TASK GOAL:
Skip the pictures. Reproduce all other material exactly.

ROWS:
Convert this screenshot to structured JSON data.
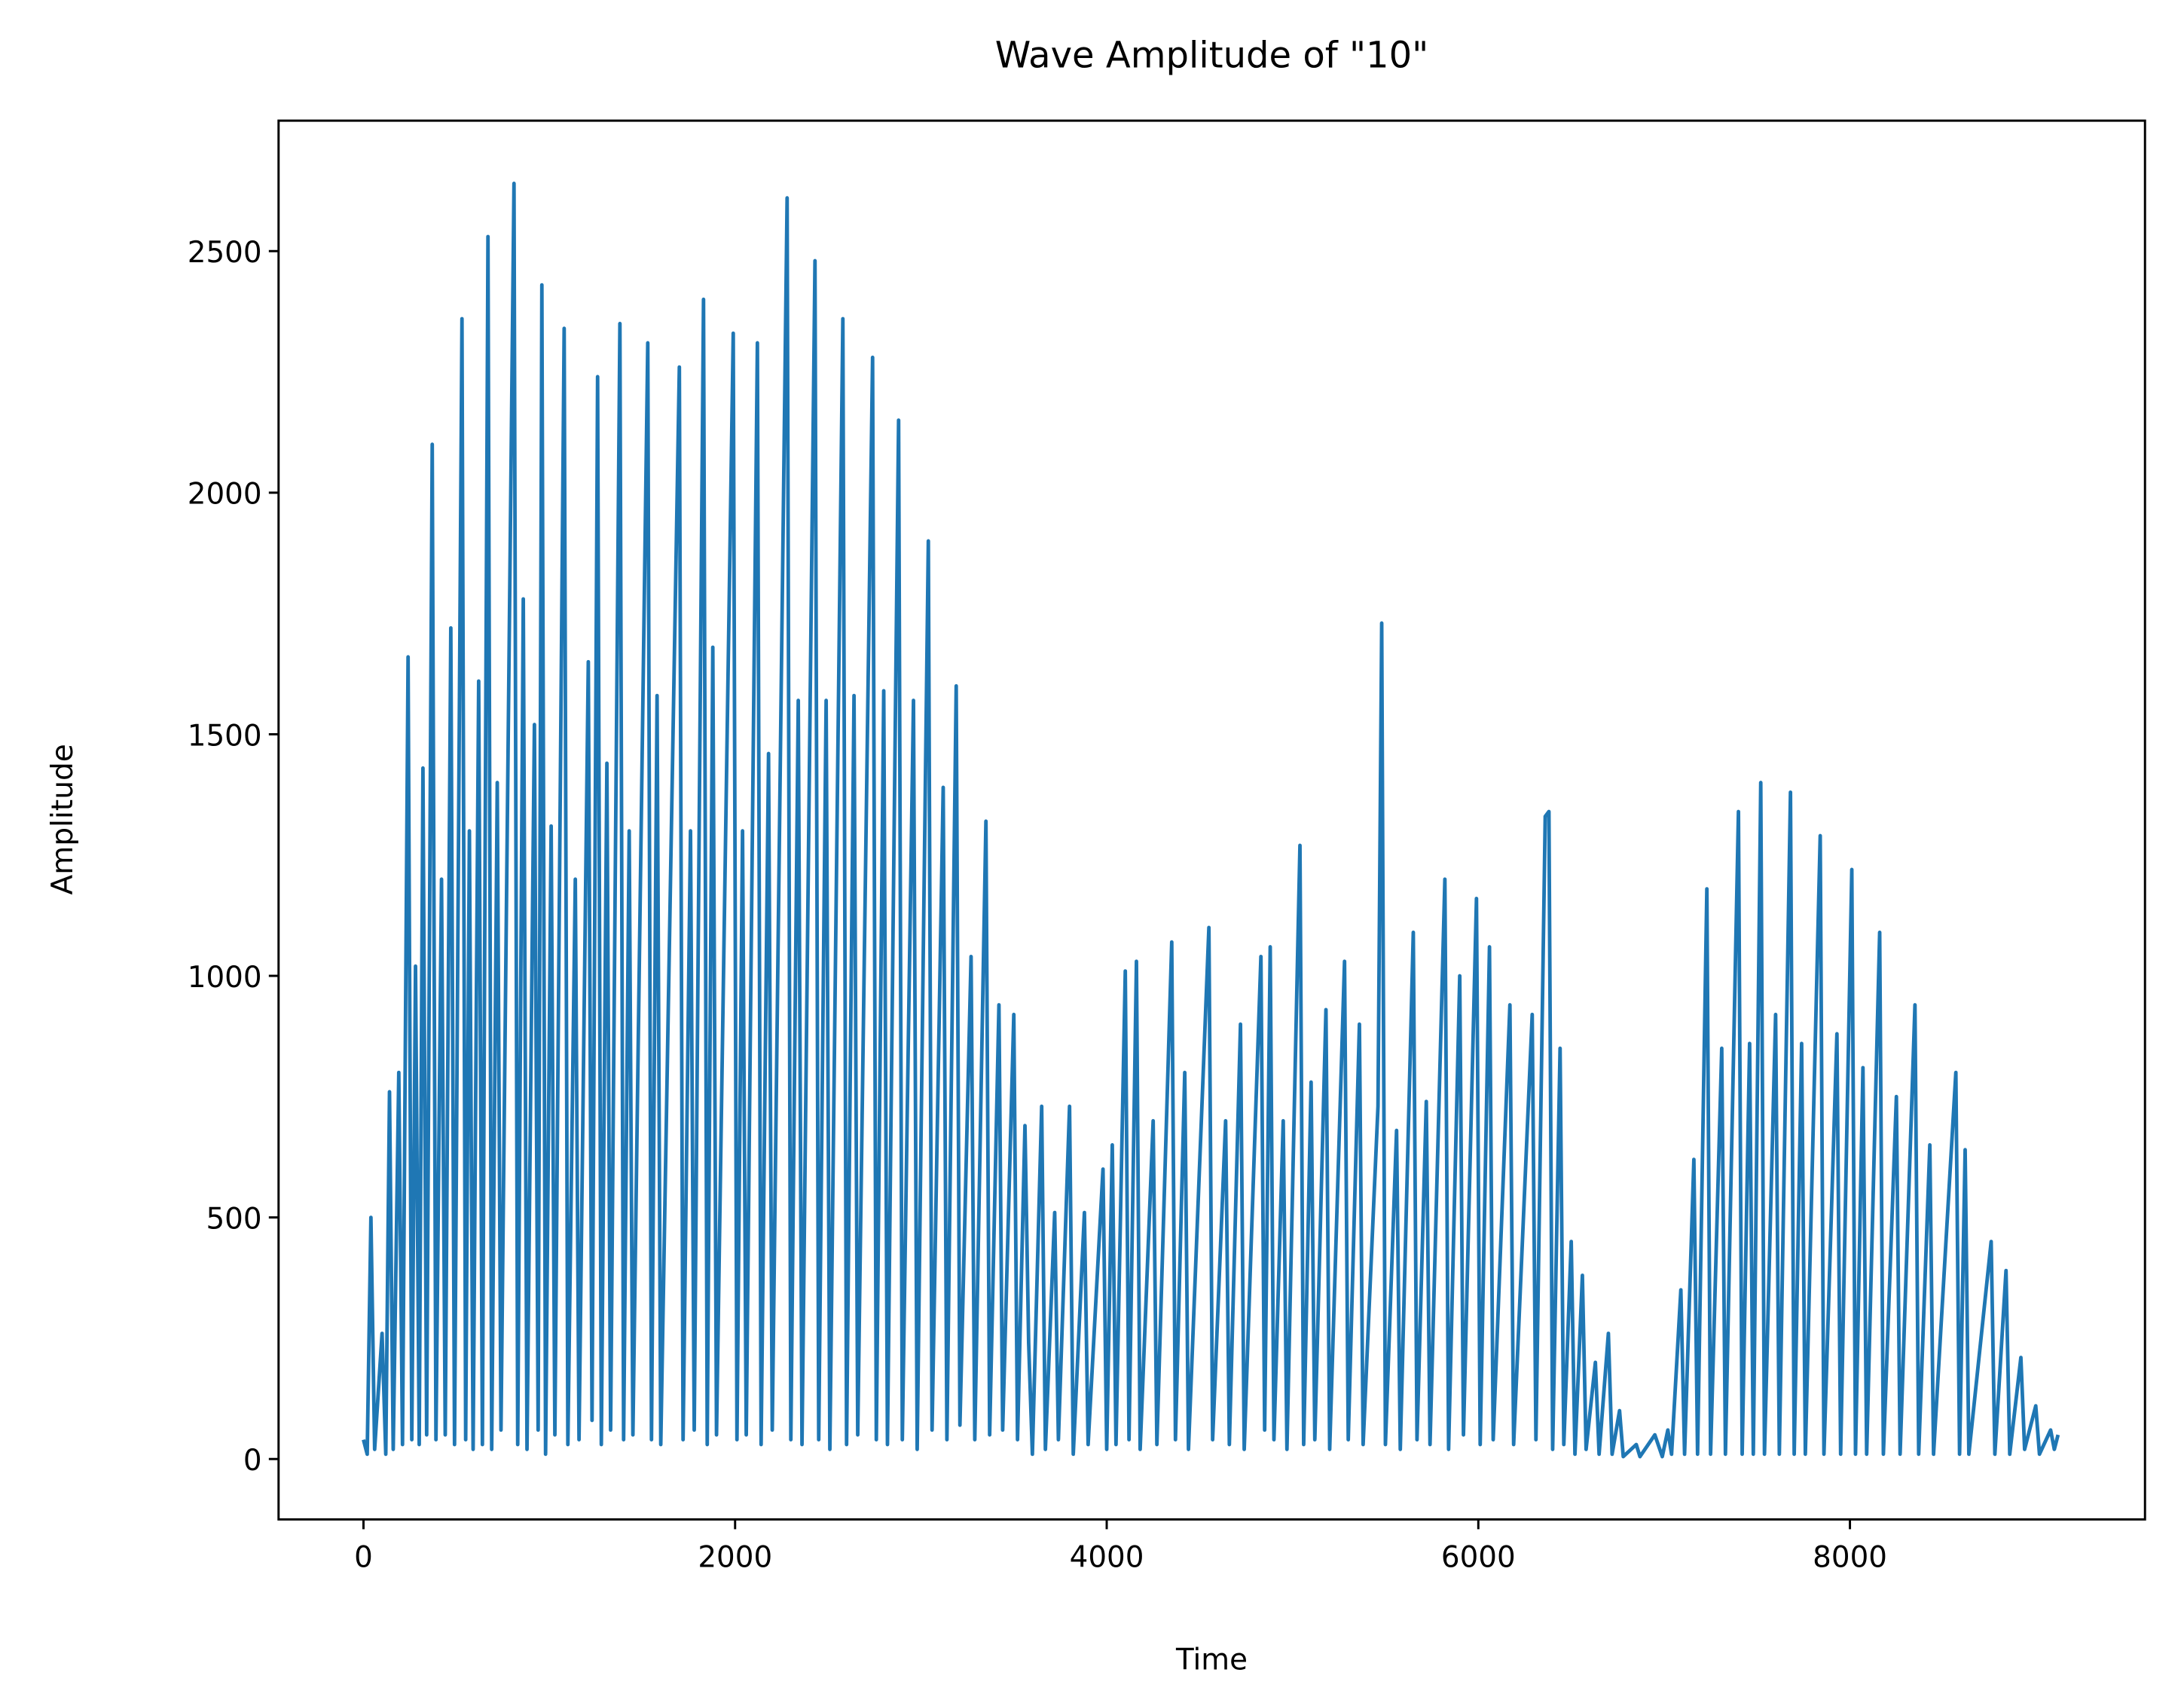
{
  "chart_data": {
    "type": "line",
    "title": "Wave Amplitude of \"10\"",
    "x_label": "Time",
    "y_label": "Amplitude",
    "color": "#1f77b4",
    "xlim": [
      -457,
      9588
    ],
    "ylim": [
      -125,
      2770
    ],
    "xticks": [
      0,
      2000,
      4000,
      6000,
      8000
    ],
    "yticks": [
      0,
      500,
      1000,
      1500,
      2000,
      2500
    ],
    "x": [
      0,
      20,
      40,
      60,
      100,
      120,
      140,
      160,
      190,
      210,
      240,
      260,
      280,
      300,
      320,
      340,
      370,
      390,
      420,
      440,
      470,
      490,
      530,
      550,
      570,
      590,
      620,
      640,
      670,
      690,
      720,
      740,
      810,
      830,
      860,
      880,
      920,
      940,
      960,
      980,
      1010,
      1030,
      1080,
      1100,
      1140,
      1160,
      1210,
      1230,
      1260,
      1280,
      1310,
      1330,
      1380,
      1400,
      1430,
      1450,
      1530,
      1550,
      1580,
      1600,
      1700,
      1720,
      1760,
      1780,
      1830,
      1850,
      1880,
      1900,
      1990,
      2010,
      2040,
      2060,
      2120,
      2140,
      2180,
      2200,
      2280,
      2300,
      2340,
      2360,
      2430,
      2450,
      2490,
      2510,
      2580,
      2600,
      2640,
      2660,
      2740,
      2760,
      2800,
      2820,
      2880,
      2900,
      2960,
      2980,
      3040,
      3060,
      3120,
      3140,
      3190,
      3210,
      3270,
      3290,
      3350,
      3370,
      3420,
      3440,
      3500,
      3520,
      3560,
      3580,
      3600,
      3650,
      3670,
      3720,
      3740,
      3800,
      3820,
      3880,
      3900,
      3980,
      4000,
      4030,
      4050,
      4100,
      4120,
      4160,
      4180,
      4250,
      4270,
      4350,
      4370,
      4420,
      4440,
      4550,
      4570,
      4640,
      4660,
      4720,
      4740,
      4830,
      4850,
      4880,
      4900,
      4950,
      4970,
      5040,
      5060,
      5100,
      5120,
      5180,
      5200,
      5280,
      5300,
      5360,
      5380,
      5460,
      5480,
      5500,
      5560,
      5580,
      5650,
      5670,
      5720,
      5740,
      5820,
      5840,
      5900,
      5920,
      5990,
      6010,
      6060,
      6080,
      6170,
      6190,
      6290,
      6310,
      6360,
      6380,
      6400,
      6440,
      6460,
      6500,
      6520,
      6560,
      6580,
      6630,
      6650,
      6700,
      6720,
      6760,
      6780,
      6850,
      6870,
      6950,
      6990,
      7020,
      7040,
      7090,
      7110,
      7160,
      7180,
      7230,
      7250,
      7310,
      7330,
      7400,
      7420,
      7460,
      7480,
      7520,
      7540,
      7600,
      7620,
      7680,
      7700,
      7740,
      7760,
      7840,
      7860,
      7930,
      7950,
      8010,
      8030,
      8070,
      8090,
      8160,
      8180,
      8250,
      8270,
      8350,
      8370,
      8430,
      8450,
      8570,
      8590,
      8620,
      8640,
      8760,
      8780,
      8840,
      8860,
      8920,
      8940,
      9000,
      9020,
      9080,
      9100,
      9120
    ],
    "values": [
      40,
      10,
      500,
      20,
      260,
      10,
      760,
      20,
      800,
      30,
      1660,
      40,
      1020,
      30,
      1430,
      50,
      2100,
      40,
      1200,
      50,
      1720,
      30,
      2360,
      40,
      1300,
      20,
      1610,
      30,
      2530,
      20,
      1400,
      60,
      2640,
      30,
      1780,
      20,
      1520,
      60,
      2430,
      10,
      1310,
      50,
      2340,
      30,
      1200,
      40,
      1650,
      80,
      2240,
      30,
      1440,
      60,
      2350,
      40,
      1300,
      50,
      2310,
      40,
      1580,
      30,
      2260,
      40,
      1300,
      60,
      2400,
      30,
      1680,
      50,
      2330,
      40,
      1300,
      50,
      2310,
      30,
      1460,
      60,
      2610,
      40,
      1570,
      30,
      2480,
      40,
      1570,
      20,
      2360,
      30,
      1580,
      50,
      2280,
      40,
      1590,
      30,
      2150,
      40,
      1570,
      20,
      1900,
      60,
      1390,
      40,
      1600,
      70,
      1040,
      40,
      1320,
      50,
      940,
      60,
      920,
      40,
      690,
      240,
      10,
      730,
      20,
      510,
      40,
      730,
      10,
      510,
      30,
      600,
      20,
      650,
      30,
      1010,
      40,
      1030,
      20,
      700,
      30,
      1070,
      40,
      800,
      20,
      1100,
      40,
      700,
      30,
      900,
      20,
      1040,
      60,
      1060,
      40,
      700,
      20,
      1270,
      30,
      780,
      40,
      930,
      20,
      1030,
      40,
      900,
      30,
      730,
      1730,
      30,
      680,
      20,
      1090,
      40,
      740,
      30,
      1200,
      20,
      1000,
      50,
      1160,
      30,
      1060,
      40,
      940,
      30,
      920,
      40,
      1330,
      1340,
      20,
      850,
      30,
      450,
      10,
      380,
      20,
      200,
      10,
      260,
      10,
      100,
      5,
      30,
      5,
      50,
      5,
      60,
      10,
      350,
      10,
      620,
      10,
      1180,
      10,
      850,
      10,
      1340,
      10,
      860,
      10,
      1400,
      10,
      920,
      10,
      1380,
      10,
      860,
      10,
      1290,
      10,
      880,
      10,
      1220,
      10,
      810,
      10,
      1090,
      10,
      750,
      10,
      940,
      10,
      650,
      10,
      800,
      10,
      640,
      10,
      450,
      10,
      390,
      10,
      210,
      20,
      110,
      10,
      60,
      20,
      50
    ]
  }
}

THE RESPONSE:
Convert this screenshot to structured JSON data.
{
  "chart_data": {
    "type": "line",
    "title": "Wave Amplitude of \"10\"",
    "x_label": "Time",
    "y_label": "Amplitude",
    "color": "#1f77b4",
    "xlim": [
      -457,
      9588
    ],
    "ylim": [
      -125,
      2770
    ],
    "xticks": [
      0,
      2000,
      4000,
      6000,
      8000
    ],
    "yticks": [
      0,
      500,
      1000,
      1500,
      2000,
      2500
    ],
    "x": [
      0,
      20,
      40,
      60,
      100,
      120,
      140,
      160,
      190,
      210,
      240,
      260,
      280,
      300,
      320,
      340,
      370,
      390,
      420,
      440,
      470,
      490,
      530,
      550,
      570,
      590,
      620,
      640,
      670,
      690,
      720,
      740,
      810,
      830,
      860,
      880,
      920,
      940,
      960,
      980,
      1010,
      1030,
      1080,
      1100,
      1140,
      1160,
      1210,
      1230,
      1260,
      1280,
      1310,
      1330,
      1380,
      1400,
      1430,
      1450,
      1530,
      1550,
      1580,
      1600,
      1700,
      1720,
      1760,
      1780,
      1830,
      1850,
      1880,
      1900,
      1990,
      2010,
      2040,
      2060,
      2120,
      2140,
      2180,
      2200,
      2280,
      2300,
      2340,
      2360,
      2430,
      2450,
      2490,
      2510,
      2580,
      2600,
      2640,
      2660,
      2740,
      2760,
      2800,
      2820,
      2880,
      2900,
      2960,
      2980,
      3040,
      3060,
      3120,
      3140,
      3190,
      3210,
      3270,
      3290,
      3350,
      3370,
      3420,
      3440,
      3500,
      3520,
      3560,
      3580,
      3600,
      3650,
      3670,
      3720,
      3740,
      3800,
      3820,
      3880,
      3900,
      3980,
      4000,
      4030,
      4050,
      4100,
      4120,
      4160,
      4180,
      4250,
      4270,
      4350,
      4370,
      4420,
      4440,
      4550,
      4570,
      4640,
      4660,
      4720,
      4740,
      4830,
      4850,
      4880,
      4900,
      4950,
      4970,
      5040,
      5060,
      5100,
      5120,
      5180,
      5200,
      5280,
      5300,
      5360,
      5380,
      5460,
      5480,
      5500,
      5560,
      5580,
      5650,
      5670,
      5720,
      5740,
      5820,
      5840,
      5900,
      5920,
      5990,
      6010,
      6060,
      6080,
      6170,
      6190,
      6290,
      6310,
      6360,
      6380,
      6400,
      6440,
      6460,
      6500,
      6520,
      6560,
      6580,
      6630,
      6650,
      6700,
      6720,
      6760,
      6780,
      6850,
      6870,
      6950,
      6990,
      7020,
      7040,
      7090,
      7110,
      7160,
      7180,
      7230,
      7250,
      7310,
      7330,
      7400,
      7420,
      7460,
      7480,
      7520,
      7540,
      7600,
      7620,
      7680,
      7700,
      7740,
      7760,
      7840,
      7860,
      7930,
      7950,
      8010,
      8030,
      8070,
      8090,
      8160,
      8180,
      8250,
      8270,
      8350,
      8370,
      8430,
      8450,
      8570,
      8590,
      8620,
      8640,
      8760,
      8780,
      8840,
      8860,
      8920,
      8940,
      9000,
      9020,
      9080,
      9100,
      9120
    ],
    "values": [
      40,
      10,
      500,
      20,
      260,
      10,
      760,
      20,
      800,
      30,
      1660,
      40,
      1020,
      30,
      1430,
      50,
      2100,
      40,
      1200,
      50,
      1720,
      30,
      2360,
      40,
      1300,
      20,
      1610,
      30,
      2530,
      20,
      1400,
      60,
      2640,
      30,
      1780,
      20,
      1520,
      60,
      2430,
      10,
      1310,
      50,
      2340,
      30,
      1200,
      40,
      1650,
      80,
      2240,
      30,
      1440,
      60,
      2350,
      40,
      1300,
      50,
      2310,
      40,
      1580,
      30,
      2260,
      40,
      1300,
      60,
      2400,
      30,
      1680,
      50,
      2330,
      40,
      1300,
      50,
      2310,
      30,
      1460,
      60,
      2610,
      40,
      1570,
      30,
      2480,
      40,
      1570,
      20,
      2360,
      30,
      1580,
      50,
      2280,
      40,
      1590,
      30,
      2150,
      40,
      1570,
      20,
      1900,
      60,
      1390,
      40,
      1600,
      70,
      1040,
      40,
      1320,
      50,
      940,
      60,
      920,
      40,
      690,
      240,
      10,
      730,
      20,
      510,
      40,
      730,
      10,
      510,
      30,
      600,
      20,
      650,
      30,
      1010,
      40,
      1030,
      20,
      700,
      30,
      1070,
      40,
      800,
      20,
      1100,
      40,
      700,
      30,
      900,
      20,
      1040,
      60,
      1060,
      40,
      700,
      20,
      1270,
      30,
      780,
      40,
      930,
      20,
      1030,
      40,
      900,
      30,
      730,
      1730,
      30,
      680,
      20,
      1090,
      40,
      740,
      30,
      1200,
      20,
      1000,
      50,
      1160,
      30,
      1060,
      40,
      940,
      30,
      920,
      40,
      1330,
      1340,
      20,
      850,
      30,
      450,
      10,
      380,
      20,
      200,
      10,
      260,
      10,
      100,
      5,
      30,
      5,
      50,
      5,
      60,
      10,
      350,
      10,
      620,
      10,
      1180,
      10,
      850,
      10,
      1340,
      10,
      860,
      10,
      1400,
      10,
      920,
      10,
      1380,
      10,
      860,
      10,
      1290,
      10,
      880,
      10,
      1220,
      10,
      810,
      10,
      1090,
      10,
      750,
      10,
      940,
      10,
      650,
      10,
      800,
      10,
      640,
      10,
      450,
      10,
      390,
      10,
      210,
      20,
      110,
      10,
      60,
      20,
      50
    ]
  }
}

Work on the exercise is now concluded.